▸ CHALLENGE:
Find every line with the word "this". Copy those lines.

━━━━━━━━

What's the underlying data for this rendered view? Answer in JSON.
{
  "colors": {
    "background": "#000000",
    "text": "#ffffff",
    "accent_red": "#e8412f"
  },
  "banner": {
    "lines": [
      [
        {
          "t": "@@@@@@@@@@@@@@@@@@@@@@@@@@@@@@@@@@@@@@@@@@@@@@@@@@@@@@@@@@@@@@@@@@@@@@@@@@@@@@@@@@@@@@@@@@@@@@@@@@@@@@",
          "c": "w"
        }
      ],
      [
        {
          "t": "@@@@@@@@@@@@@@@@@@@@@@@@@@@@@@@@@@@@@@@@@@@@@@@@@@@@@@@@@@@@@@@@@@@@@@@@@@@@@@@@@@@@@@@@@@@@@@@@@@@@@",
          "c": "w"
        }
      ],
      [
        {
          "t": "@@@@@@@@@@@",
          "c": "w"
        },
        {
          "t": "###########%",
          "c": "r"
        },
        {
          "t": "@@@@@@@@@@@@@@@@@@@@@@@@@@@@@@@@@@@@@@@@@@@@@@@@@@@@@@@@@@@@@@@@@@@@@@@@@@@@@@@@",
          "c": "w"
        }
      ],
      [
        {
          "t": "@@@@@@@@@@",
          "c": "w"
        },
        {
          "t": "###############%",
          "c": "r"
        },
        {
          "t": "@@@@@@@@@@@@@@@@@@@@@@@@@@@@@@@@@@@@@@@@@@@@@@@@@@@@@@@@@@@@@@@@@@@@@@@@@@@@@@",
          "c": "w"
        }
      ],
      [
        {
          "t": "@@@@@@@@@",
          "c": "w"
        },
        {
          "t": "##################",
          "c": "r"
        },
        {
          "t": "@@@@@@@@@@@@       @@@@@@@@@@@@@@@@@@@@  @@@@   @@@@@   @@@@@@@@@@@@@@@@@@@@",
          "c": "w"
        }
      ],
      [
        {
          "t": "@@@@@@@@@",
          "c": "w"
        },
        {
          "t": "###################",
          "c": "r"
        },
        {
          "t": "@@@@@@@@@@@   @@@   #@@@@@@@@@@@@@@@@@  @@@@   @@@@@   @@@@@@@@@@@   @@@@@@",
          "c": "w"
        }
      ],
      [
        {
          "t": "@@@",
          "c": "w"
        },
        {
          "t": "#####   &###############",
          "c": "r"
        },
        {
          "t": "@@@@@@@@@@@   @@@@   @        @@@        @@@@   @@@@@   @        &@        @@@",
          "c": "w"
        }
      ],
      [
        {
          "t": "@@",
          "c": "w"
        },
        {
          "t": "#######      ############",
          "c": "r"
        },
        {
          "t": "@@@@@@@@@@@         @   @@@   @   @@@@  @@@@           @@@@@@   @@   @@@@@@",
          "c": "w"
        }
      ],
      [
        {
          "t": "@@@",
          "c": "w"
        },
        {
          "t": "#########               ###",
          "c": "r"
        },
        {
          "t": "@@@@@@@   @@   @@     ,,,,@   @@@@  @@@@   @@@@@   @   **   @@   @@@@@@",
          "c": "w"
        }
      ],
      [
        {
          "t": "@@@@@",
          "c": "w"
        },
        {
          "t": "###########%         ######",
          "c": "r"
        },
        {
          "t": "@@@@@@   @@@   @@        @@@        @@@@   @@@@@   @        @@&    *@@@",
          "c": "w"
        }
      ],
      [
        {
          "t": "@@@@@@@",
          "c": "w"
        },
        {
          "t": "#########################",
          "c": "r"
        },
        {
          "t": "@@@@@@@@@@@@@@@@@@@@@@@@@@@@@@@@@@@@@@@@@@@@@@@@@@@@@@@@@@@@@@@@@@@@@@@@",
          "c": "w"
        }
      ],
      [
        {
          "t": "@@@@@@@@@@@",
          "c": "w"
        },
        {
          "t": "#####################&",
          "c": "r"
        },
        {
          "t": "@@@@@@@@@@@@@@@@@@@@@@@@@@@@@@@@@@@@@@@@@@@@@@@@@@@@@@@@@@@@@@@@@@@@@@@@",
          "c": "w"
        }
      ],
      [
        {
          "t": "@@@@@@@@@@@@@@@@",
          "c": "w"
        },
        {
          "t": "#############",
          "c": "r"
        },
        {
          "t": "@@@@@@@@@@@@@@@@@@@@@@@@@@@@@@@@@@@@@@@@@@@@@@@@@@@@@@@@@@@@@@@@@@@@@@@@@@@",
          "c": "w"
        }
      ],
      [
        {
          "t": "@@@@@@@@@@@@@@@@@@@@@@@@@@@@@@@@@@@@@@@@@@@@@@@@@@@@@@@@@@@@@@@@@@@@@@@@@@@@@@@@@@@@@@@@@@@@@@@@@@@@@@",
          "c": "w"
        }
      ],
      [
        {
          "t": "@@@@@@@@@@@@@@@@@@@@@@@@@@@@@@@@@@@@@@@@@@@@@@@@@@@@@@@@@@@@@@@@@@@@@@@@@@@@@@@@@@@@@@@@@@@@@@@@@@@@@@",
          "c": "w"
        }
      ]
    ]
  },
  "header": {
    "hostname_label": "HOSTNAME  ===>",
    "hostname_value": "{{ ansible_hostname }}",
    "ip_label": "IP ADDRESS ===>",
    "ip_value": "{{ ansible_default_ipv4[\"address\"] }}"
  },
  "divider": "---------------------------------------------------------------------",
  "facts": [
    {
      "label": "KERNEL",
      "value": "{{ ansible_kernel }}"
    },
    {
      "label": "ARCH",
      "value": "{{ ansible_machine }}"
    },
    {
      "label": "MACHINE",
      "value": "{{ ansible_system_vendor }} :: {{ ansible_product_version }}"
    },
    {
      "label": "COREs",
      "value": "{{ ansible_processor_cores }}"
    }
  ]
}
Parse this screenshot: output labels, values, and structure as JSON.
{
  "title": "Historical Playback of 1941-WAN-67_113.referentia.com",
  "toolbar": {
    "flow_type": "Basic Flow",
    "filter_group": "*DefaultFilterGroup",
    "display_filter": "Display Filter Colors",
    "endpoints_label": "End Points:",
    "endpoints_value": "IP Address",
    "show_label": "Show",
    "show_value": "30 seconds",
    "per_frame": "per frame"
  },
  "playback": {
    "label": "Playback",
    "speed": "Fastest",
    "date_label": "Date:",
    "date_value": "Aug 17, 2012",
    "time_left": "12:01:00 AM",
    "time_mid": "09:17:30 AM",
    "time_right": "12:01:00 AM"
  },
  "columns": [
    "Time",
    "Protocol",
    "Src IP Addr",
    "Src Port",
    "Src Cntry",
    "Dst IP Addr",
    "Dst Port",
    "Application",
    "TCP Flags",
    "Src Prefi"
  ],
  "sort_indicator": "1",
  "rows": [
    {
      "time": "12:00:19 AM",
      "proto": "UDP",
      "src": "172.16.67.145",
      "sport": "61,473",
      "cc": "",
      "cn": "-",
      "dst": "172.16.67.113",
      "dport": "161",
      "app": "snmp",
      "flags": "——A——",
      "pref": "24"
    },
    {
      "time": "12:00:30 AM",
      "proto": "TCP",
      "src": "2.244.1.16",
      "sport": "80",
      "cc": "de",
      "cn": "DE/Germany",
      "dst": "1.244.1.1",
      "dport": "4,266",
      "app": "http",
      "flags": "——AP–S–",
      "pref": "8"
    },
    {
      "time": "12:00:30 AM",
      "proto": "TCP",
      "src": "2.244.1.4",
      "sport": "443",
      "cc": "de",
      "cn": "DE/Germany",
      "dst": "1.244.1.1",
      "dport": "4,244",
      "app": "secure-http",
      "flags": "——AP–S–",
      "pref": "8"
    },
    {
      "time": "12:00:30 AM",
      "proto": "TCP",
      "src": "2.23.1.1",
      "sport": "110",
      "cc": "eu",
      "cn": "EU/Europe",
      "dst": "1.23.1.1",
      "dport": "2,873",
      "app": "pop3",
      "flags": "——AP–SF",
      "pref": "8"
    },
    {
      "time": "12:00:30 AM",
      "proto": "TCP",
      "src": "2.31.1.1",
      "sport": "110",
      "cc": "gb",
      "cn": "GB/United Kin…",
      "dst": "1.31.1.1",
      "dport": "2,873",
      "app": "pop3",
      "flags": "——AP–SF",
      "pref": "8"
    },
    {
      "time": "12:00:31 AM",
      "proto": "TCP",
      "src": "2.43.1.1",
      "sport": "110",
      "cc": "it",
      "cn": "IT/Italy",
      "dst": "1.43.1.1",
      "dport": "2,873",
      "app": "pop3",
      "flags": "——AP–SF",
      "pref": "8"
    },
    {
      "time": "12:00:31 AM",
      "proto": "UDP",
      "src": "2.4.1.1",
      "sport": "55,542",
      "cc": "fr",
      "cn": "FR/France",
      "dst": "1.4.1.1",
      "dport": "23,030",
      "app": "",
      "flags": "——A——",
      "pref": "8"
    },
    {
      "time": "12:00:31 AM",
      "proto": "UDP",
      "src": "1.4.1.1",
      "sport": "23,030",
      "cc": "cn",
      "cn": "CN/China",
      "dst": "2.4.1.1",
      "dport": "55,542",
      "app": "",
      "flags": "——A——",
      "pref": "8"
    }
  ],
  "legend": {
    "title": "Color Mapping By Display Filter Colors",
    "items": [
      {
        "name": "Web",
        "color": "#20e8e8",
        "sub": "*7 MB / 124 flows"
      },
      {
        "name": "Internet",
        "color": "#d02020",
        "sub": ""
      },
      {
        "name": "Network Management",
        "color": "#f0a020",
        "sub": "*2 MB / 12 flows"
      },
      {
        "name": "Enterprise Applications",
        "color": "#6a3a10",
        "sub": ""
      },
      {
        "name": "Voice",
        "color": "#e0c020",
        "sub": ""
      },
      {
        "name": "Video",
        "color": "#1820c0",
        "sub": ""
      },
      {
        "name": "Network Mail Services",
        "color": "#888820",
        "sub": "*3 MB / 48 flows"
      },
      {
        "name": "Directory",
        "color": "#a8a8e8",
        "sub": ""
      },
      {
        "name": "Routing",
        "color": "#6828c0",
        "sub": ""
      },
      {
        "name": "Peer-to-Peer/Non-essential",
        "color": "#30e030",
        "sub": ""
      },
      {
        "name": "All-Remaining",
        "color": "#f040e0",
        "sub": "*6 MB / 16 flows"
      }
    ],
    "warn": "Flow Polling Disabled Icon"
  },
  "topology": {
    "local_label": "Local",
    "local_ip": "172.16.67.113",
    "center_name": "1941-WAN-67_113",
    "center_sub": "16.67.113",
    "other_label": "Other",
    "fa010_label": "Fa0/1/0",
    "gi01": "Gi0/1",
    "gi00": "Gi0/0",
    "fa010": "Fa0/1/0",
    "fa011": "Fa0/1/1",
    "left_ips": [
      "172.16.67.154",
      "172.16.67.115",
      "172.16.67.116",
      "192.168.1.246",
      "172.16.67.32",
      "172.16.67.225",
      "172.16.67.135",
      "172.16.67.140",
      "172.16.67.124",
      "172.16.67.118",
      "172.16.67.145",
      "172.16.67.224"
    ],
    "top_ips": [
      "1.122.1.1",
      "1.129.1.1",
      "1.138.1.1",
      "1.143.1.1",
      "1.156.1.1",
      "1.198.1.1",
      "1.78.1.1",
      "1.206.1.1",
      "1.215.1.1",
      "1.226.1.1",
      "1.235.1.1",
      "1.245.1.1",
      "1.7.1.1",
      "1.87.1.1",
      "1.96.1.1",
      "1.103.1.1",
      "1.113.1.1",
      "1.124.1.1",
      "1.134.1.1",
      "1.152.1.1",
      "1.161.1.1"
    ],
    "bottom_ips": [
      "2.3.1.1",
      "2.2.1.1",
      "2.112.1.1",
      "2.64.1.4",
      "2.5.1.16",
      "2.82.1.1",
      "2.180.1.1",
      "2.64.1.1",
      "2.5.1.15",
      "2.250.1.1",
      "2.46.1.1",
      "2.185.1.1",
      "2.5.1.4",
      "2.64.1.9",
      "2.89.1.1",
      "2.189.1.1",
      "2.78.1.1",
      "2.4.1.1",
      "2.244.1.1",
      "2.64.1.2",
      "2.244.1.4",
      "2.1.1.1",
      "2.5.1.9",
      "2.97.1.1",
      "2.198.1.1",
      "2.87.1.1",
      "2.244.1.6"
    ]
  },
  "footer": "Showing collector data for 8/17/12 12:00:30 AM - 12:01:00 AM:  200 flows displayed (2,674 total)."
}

━━━━━━━━

▸ TASK RESULT:
What's the underlying data for this rendered view? Answer in JSON.
Parse this screenshot: output labels, values, and structure as JSON.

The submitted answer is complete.